Aim: Keep the wording of each record exactly the same when you repeat it, and leave out pictures.

##### Data excerpts #####

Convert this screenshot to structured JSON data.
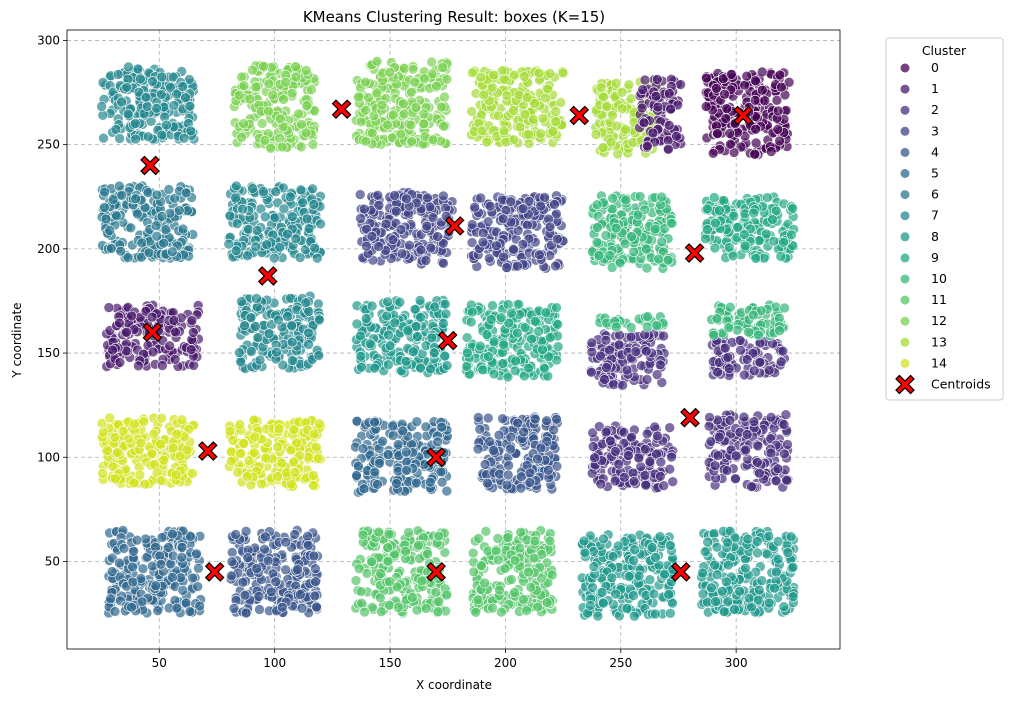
{
  "chart_data": {
    "type": "scatter",
    "title": "KMeans Clustering Result: boxes (K=15)",
    "xlabel": "X coordinate",
    "ylabel": "Y coordinate",
    "xlim": [
      10,
      345
    ],
    "ylim": [
      8,
      305
    ],
    "xticks": [
      50,
      100,
      150,
      200,
      250,
      300
    ],
    "yticks": [
      50,
      100,
      150,
      200,
      250,
      300
    ],
    "grid": true,
    "legend": {
      "title": "Cluster",
      "placement": "outside-right",
      "entries": [
        "0",
        "1",
        "2",
        "3",
        "4",
        "5",
        "6",
        "7",
        "8",
        "9",
        "10",
        "11",
        "12",
        "13",
        "14"
      ],
      "centroid_label": "Centroids"
    },
    "cluster_colors": [
      "#440154",
      "#481a6c",
      "#472f7d",
      "#414487",
      "#39568c",
      "#31688e",
      "#2a788e",
      "#23888e",
      "#1f988b",
      "#22a884",
      "#35b779",
      "#54c568",
      "#7ad151",
      "#a5db36",
      "#d2e21b"
    ],
    "centroid_color": "#ff0000",
    "boxes": [
      {
        "cx": 45,
        "cy": 270,
        "w": 40,
        "h": 35,
        "cluster": 7
      },
      {
        "cx": 100,
        "cy": 268,
        "w": 35,
        "h": 40,
        "cluster": 12
      },
      {
        "cx": 155,
        "cy": 270,
        "w": 40,
        "h": 40,
        "cluster": 12
      },
      {
        "cx": 205,
        "cy": 268,
        "w": 40,
        "h": 35,
        "cluster": 13
      },
      {
        "cx": 253,
        "cy": 263,
        "w": 28,
        "h": 35,
        "cluster": 13
      },
      {
        "cx": 267,
        "cy": 265,
        "w": 18,
        "h": 35,
        "cluster": 1
      },
      {
        "cx": 305,
        "cy": 265,
        "w": 36,
        "h": 40,
        "cluster": 0
      },
      {
        "cx": 45,
        "cy": 213,
        "w": 40,
        "h": 35,
        "cluster": 6
      },
      {
        "cx": 100,
        "cy": 213,
        "w": 40,
        "h": 35,
        "cluster": 7
      },
      {
        "cx": 157,
        "cy": 210,
        "w": 40,
        "h": 35,
        "cluster": 3
      },
      {
        "cx": 205,
        "cy": 208,
        "w": 40,
        "h": 35,
        "cluster": 3
      },
      {
        "cx": 255,
        "cy": 208,
        "w": 35,
        "h": 35,
        "cluster": 10
      },
      {
        "cx": 305,
        "cy": 210,
        "w": 40,
        "h": 30,
        "cluster": 9
      },
      {
        "cx": 47,
        "cy": 158,
        "w": 40,
        "h": 30,
        "cluster": 1
      },
      {
        "cx": 102,
        "cy": 160,
        "w": 35,
        "h": 35,
        "cluster": 7
      },
      {
        "cx": 155,
        "cy": 158,
        "w": 40,
        "h": 35,
        "cluster": 8
      },
      {
        "cx": 203,
        "cy": 156,
        "w": 40,
        "h": 35,
        "cluster": 9
      },
      {
        "cx": 253,
        "cy": 147,
        "w": 32,
        "h": 25,
        "cluster": 2
      },
      {
        "cx": 255,
        "cy": 165,
        "w": 30,
        "h": 6,
        "cluster": 10
      },
      {
        "cx": 305,
        "cy": 148,
        "w": 32,
        "h": 18,
        "cluster": 2
      },
      {
        "cx": 305,
        "cy": 166,
        "w": 32,
        "h": 16,
        "cluster": 10
      },
      {
        "cx": 45,
        "cy": 103,
        "w": 40,
        "h": 32,
        "cluster": 14
      },
      {
        "cx": 100,
        "cy": 102,
        "w": 40,
        "h": 32,
        "cluster": 14
      },
      {
        "cx": 155,
        "cy": 100,
        "w": 40,
        "h": 35,
        "cluster": 5
      },
      {
        "cx": 205,
        "cy": 102,
        "w": 35,
        "h": 35,
        "cluster": 4
      },
      {
        "cx": 255,
        "cy": 100,
        "w": 35,
        "h": 30,
        "cluster": 2
      },
      {
        "cx": 305,
        "cy": 103,
        "w": 35,
        "h": 35,
        "cluster": 2
      },
      {
        "cx": 48,
        "cy": 45,
        "w": 40,
        "h": 40,
        "cluster": 5
      },
      {
        "cx": 100,
        "cy": 45,
        "w": 38,
        "h": 40,
        "cluster": 4
      },
      {
        "cx": 155,
        "cy": 45,
        "w": 40,
        "h": 40,
        "cluster": 11
      },
      {
        "cx": 203,
        "cy": 45,
        "w": 35,
        "h": 40,
        "cluster": 11
      },
      {
        "cx": 253,
        "cy": 43,
        "w": 40,
        "h": 40,
        "cluster": 8
      },
      {
        "cx": 305,
        "cy": 45,
        "w": 40,
        "h": 40,
        "cluster": 8
      }
    ],
    "centroids": [
      {
        "x": 46,
        "y": 240
      },
      {
        "x": 47,
        "y": 160
      },
      {
        "x": 71,
        "y": 103
      },
      {
        "x": 74,
        "y": 45
      },
      {
        "x": 97,
        "y": 187
      },
      {
        "x": 129,
        "y": 267
      },
      {
        "x": 170,
        "y": 45
      },
      {
        "x": 170,
        "y": 100
      },
      {
        "x": 175,
        "y": 156
      },
      {
        "x": 178,
        "y": 211
      },
      {
        "x": 232,
        "y": 264
      },
      {
        "x": 276,
        "y": 45
      },
      {
        "x": 280,
        "y": 119
      },
      {
        "x": 282,
        "y": 198
      },
      {
        "x": 303,
        "y": 264
      }
    ]
  }
}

#####

Reply:
Convert this screenshot to structured JSON data.
{
  "chart_data": {
    "type": "scatter",
    "title": "KMeans Clustering Result: boxes (K=15)",
    "xlabel": "X coordinate",
    "ylabel": "Y coordinate",
    "xlim": [
      10,
      345
    ],
    "ylim": [
      8,
      305
    ],
    "xticks": [
      50,
      100,
      150,
      200,
      250,
      300
    ],
    "yticks": [
      50,
      100,
      150,
      200,
      250,
      300
    ],
    "grid": true,
    "legend": {
      "title": "Cluster",
      "placement": "outside-right",
      "entries": [
        "0",
        "1",
        "2",
        "3",
        "4",
        "5",
        "6",
        "7",
        "8",
        "9",
        "10",
        "11",
        "12",
        "13",
        "14"
      ],
      "centroid_label": "Centroids"
    },
    "cluster_colors": [
      "#440154",
      "#481a6c",
      "#472f7d",
      "#414487",
      "#39568c",
      "#31688e",
      "#2a788e",
      "#23888e",
      "#1f988b",
      "#22a884",
      "#35b779",
      "#54c568",
      "#7ad151",
      "#a5db36",
      "#d2e21b"
    ],
    "centroid_color": "#ff0000",
    "boxes": [
      {
        "cx": 45,
        "cy": 270,
        "w": 40,
        "h": 35,
        "cluster": 7
      },
      {
        "cx": 100,
        "cy": 268,
        "w": 35,
        "h": 40,
        "cluster": 12
      },
      {
        "cx": 155,
        "cy": 270,
        "w": 40,
        "h": 40,
        "cluster": 12
      },
      {
        "cx": 205,
        "cy": 268,
        "w": 40,
        "h": 35,
        "cluster": 13
      },
      {
        "cx": 253,
        "cy": 263,
        "w": 28,
        "h": 35,
        "cluster": 13
      },
      {
        "cx": 267,
        "cy": 265,
        "w": 18,
        "h": 35,
        "cluster": 1
      },
      {
        "cx": 305,
        "cy": 265,
        "w": 36,
        "h": 40,
        "cluster": 0
      },
      {
        "cx": 45,
        "cy": 213,
        "w": 40,
        "h": 35,
        "cluster": 6
      },
      {
        "cx": 100,
        "cy": 213,
        "w": 40,
        "h": 35,
        "cluster": 7
      },
      {
        "cx": 157,
        "cy": 210,
        "w": 40,
        "h": 35,
        "cluster": 3
      },
      {
        "cx": 205,
        "cy": 208,
        "w": 40,
        "h": 35,
        "cluster": 3
      },
      {
        "cx": 255,
        "cy": 208,
        "w": 35,
        "h": 35,
        "cluster": 10
      },
      {
        "cx": 305,
        "cy": 210,
        "w": 40,
        "h": 30,
        "cluster": 9
      },
      {
        "cx": 47,
        "cy": 158,
        "w": 40,
        "h": 30,
        "cluster": 1
      },
      {
        "cx": 102,
        "cy": 160,
        "w": 35,
        "h": 35,
        "cluster": 7
      },
      {
        "cx": 155,
        "cy": 158,
        "w": 40,
        "h": 35,
        "cluster": 8
      },
      {
        "cx": 203,
        "cy": 156,
        "w": 40,
        "h": 35,
        "cluster": 9
      },
      {
        "cx": 253,
        "cy": 147,
        "w": 32,
        "h": 25,
        "cluster": 2
      },
      {
        "cx": 255,
        "cy": 165,
        "w": 30,
        "h": 6,
        "cluster": 10
      },
      {
        "cx": 305,
        "cy": 148,
        "w": 32,
        "h": 18,
        "cluster": 2
      },
      {
        "cx": 305,
        "cy": 166,
        "w": 32,
        "h": 16,
        "cluster": 10
      },
      {
        "cx": 45,
        "cy": 103,
        "w": 40,
        "h": 32,
        "cluster": 14
      },
      {
        "cx": 100,
        "cy": 102,
        "w": 40,
        "h": 32,
        "cluster": 14
      },
      {
        "cx": 155,
        "cy": 100,
        "w": 40,
        "h": 35,
        "cluster": 5
      },
      {
        "cx": 205,
        "cy": 102,
        "w": 35,
        "h": 35,
        "cluster": 4
      },
      {
        "cx": 255,
        "cy": 100,
        "w": 35,
        "h": 30,
        "cluster": 2
      },
      {
        "cx": 305,
        "cy": 103,
        "w": 35,
        "h": 35,
        "cluster": 2
      },
      {
        "cx": 48,
        "cy": 45,
        "w": 40,
        "h": 40,
        "cluster": 5
      },
      {
        "cx": 100,
        "cy": 45,
        "w": 38,
        "h": 40,
        "cluster": 4
      },
      {
        "cx": 155,
        "cy": 45,
        "w": 40,
        "h": 40,
        "cluster": 11
      },
      {
        "cx": 203,
        "cy": 45,
        "w": 35,
        "h": 40,
        "cluster": 11
      },
      {
        "cx": 253,
        "cy": 43,
        "w": 40,
        "h": 40,
        "cluster": 8
      },
      {
        "cx": 305,
        "cy": 45,
        "w": 40,
        "h": 40,
        "cluster": 8
      }
    ],
    "centroids": [
      {
        "x": 46,
        "y": 240
      },
      {
        "x": 47,
        "y": 160
      },
      {
        "x": 71,
        "y": 103
      },
      {
        "x": 74,
        "y": 45
      },
      {
        "x": 97,
        "y": 187
      },
      {
        "x": 129,
        "y": 267
      },
      {
        "x": 170,
        "y": 45
      },
      {
        "x": 170,
        "y": 100
      },
      {
        "x": 175,
        "y": 156
      },
      {
        "x": 178,
        "y": 211
      },
      {
        "x": 232,
        "y": 264
      },
      {
        "x": 276,
        "y": 45
      },
      {
        "x": 280,
        "y": 119
      },
      {
        "x": 282,
        "y": 198
      },
      {
        "x": 303,
        "y": 264
      }
    ]
  }
}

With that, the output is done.